## [WORK TO BE COMPLETED]
Report how many lines below contain the word "Weser", and give only that number.

Items from a dataset
+ + + + + + +
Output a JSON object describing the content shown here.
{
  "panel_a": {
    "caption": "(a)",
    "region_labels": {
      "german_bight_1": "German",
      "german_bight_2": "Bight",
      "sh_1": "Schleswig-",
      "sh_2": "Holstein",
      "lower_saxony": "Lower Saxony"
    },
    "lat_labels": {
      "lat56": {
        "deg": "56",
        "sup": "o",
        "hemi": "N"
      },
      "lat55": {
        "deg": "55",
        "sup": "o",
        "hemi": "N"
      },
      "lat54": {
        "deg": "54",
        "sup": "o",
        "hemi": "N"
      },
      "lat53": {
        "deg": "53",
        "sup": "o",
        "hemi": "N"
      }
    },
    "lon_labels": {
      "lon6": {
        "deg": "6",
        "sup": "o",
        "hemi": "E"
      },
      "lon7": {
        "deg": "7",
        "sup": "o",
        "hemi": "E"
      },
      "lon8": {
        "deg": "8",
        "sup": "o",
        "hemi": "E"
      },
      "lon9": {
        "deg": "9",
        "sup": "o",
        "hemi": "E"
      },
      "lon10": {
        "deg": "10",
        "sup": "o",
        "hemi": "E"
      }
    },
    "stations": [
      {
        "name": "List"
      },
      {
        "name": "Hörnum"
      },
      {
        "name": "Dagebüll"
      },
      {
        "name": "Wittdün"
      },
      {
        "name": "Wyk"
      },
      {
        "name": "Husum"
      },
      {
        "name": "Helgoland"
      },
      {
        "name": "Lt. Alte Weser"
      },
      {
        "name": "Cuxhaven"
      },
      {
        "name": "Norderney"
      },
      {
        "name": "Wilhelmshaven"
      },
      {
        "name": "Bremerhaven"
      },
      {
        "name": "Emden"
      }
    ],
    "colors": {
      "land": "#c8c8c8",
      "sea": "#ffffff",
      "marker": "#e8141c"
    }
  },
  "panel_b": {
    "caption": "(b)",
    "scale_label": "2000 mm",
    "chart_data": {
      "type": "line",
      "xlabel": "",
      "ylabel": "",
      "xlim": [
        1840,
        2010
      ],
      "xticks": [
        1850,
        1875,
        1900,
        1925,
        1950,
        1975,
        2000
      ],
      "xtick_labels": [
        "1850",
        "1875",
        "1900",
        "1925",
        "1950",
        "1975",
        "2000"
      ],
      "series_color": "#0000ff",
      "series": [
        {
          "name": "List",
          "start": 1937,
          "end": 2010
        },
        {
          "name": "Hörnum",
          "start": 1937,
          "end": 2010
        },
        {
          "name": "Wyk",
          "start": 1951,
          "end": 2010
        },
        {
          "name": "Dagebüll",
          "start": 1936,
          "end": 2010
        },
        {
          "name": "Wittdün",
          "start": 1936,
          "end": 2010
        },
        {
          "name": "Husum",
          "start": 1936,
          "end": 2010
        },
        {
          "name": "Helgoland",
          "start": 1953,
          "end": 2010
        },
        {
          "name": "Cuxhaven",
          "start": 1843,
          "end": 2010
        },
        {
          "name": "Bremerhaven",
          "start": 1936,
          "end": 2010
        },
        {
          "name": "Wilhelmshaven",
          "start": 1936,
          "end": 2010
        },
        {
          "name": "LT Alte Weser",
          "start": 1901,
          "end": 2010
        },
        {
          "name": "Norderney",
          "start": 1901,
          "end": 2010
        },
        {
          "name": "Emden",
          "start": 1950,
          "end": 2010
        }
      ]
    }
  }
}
+ + + + + + +
## [EXERCISE SOLUTION]
2